* begin DATA IN THIS EXERCISE *

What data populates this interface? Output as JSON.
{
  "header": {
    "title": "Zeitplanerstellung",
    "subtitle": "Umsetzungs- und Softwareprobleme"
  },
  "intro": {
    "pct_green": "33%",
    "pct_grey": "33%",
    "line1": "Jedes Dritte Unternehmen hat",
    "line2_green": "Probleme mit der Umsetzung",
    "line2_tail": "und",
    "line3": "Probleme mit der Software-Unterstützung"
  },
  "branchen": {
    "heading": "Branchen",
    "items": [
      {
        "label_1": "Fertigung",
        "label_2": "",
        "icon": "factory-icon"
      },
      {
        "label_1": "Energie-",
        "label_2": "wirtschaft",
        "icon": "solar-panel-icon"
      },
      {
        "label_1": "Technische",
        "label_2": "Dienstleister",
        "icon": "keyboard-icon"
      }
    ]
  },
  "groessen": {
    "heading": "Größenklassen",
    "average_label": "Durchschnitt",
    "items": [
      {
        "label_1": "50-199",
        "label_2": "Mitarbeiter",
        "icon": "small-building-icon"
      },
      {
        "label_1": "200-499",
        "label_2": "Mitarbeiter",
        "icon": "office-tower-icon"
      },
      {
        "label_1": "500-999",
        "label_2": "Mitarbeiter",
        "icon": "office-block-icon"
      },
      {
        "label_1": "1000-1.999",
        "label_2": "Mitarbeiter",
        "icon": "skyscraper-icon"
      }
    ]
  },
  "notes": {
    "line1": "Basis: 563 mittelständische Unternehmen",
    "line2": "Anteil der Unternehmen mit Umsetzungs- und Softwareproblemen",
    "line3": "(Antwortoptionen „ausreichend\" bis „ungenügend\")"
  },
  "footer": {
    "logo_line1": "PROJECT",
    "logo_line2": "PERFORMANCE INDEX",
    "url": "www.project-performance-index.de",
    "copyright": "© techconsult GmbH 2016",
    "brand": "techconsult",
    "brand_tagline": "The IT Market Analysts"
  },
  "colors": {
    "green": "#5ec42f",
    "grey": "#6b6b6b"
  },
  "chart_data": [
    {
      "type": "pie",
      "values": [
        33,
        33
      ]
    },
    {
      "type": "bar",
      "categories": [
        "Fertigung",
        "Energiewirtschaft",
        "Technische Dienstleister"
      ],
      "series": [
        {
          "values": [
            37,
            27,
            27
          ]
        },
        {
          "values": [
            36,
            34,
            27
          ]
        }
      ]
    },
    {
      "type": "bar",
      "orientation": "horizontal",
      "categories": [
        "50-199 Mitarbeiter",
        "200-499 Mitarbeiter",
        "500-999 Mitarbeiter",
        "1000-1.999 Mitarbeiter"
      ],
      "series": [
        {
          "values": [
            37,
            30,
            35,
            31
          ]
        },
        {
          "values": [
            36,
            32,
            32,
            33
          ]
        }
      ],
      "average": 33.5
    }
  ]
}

* end DATA IN THIS EXERCISE *

WHAT THIS TASK INVOLVES | Show all lines in the entries above where the word "Unternehmen" appears.

RESULT OF THIS EXERCISE |
    "line1": "Jedes Dritte Unternehmen hat",
    "line1": "Basis: 563 mittelständische Unternehmen",
    "line2": "Anteil der Unternehmen mit Umsetzungs- und Softwareproblemen",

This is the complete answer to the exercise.